**PROBLEM REQUIREMENTS**
Each line of the material must be returned exactly.
start TASK INPUT
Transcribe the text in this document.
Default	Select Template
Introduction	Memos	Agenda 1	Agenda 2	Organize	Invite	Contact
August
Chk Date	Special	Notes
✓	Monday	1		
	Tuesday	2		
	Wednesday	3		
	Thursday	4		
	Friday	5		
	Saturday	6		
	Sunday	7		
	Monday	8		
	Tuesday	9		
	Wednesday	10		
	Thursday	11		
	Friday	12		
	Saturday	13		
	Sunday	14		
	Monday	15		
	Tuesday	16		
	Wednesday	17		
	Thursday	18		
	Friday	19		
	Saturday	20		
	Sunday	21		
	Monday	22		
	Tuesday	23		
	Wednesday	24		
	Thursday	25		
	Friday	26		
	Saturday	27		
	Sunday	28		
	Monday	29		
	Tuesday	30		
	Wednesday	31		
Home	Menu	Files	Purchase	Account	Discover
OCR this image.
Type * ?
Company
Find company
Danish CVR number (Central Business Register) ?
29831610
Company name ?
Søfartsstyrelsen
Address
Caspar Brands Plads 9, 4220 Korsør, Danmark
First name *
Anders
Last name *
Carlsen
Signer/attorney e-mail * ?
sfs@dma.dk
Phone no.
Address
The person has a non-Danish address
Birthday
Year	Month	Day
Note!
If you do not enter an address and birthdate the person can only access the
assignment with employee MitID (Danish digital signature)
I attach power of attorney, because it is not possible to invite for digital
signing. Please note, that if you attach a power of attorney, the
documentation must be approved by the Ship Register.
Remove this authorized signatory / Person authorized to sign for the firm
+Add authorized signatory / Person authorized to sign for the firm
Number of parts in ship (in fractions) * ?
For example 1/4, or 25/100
end TASK INPUT
**COMPLETE OUTPUT**
Transcribe the text in this document.
Default	Select Template
Introduction	Memos	Agenda 1	Agenda 2	Organize	Invite	Contact
August
Chk Date	Special	Notes
✓	Monday	1		
	Tuesday	2		
	Wednesday	3		
	Thursday	4		
	Friday	5		
	Saturday	6		
	Sunday	7		
	Monday	8		
	Tuesday	9		
	Wednesday	10		
	Thursday	11		
	Friday	12		
	Saturday	13		
	Sunday	14		
	Monday	15		
	Tuesday	16		
	Wednesday	17		
	Thursday	18		
	Friday	19		
	Saturday	20		
	Sunday	21		
	Monday	22		
	Tuesday	23		
	Wednesday	24		
	Thursday	25		
	Friday	26		
	Saturday	27		
	Sunday	28		
	Monday	29		
	Tuesday	30		
	Wednesday	31		
Home	Menu	Files	Purchase	Account	Discover
OCR this image.
Type * ?
Company
Find company
Danish CVR number (Central Business Register) ?
29831610
Company name ?
Søfartsstyrelsen
Address
Caspar Brands Plads 9, 4220 Korsør, Danmark
First name *
Anders
Last name *
Carlsen
Signer/attorney e-mail * ?
sfs@dma.dk
Phone no.
Address
The person has a non-Danish address
Birthday
Year	Month	Day
Note!
If you do not enter an address and birthdate the person can only access the
assignment with employee MitID (Danish digital signature)
I attach power of attorney, because it is not possible to invite for digital
signing. Please note, that if you attach a power of attorney, the
documentation must be approved by the Ship Register.
Remove this authorized signatory / Person authorized to sign for the firm
+Add authorized signatory / Person authorized to sign for the firm
Number of parts in ship (in fractions) * ?
For example 1/4, or 25/100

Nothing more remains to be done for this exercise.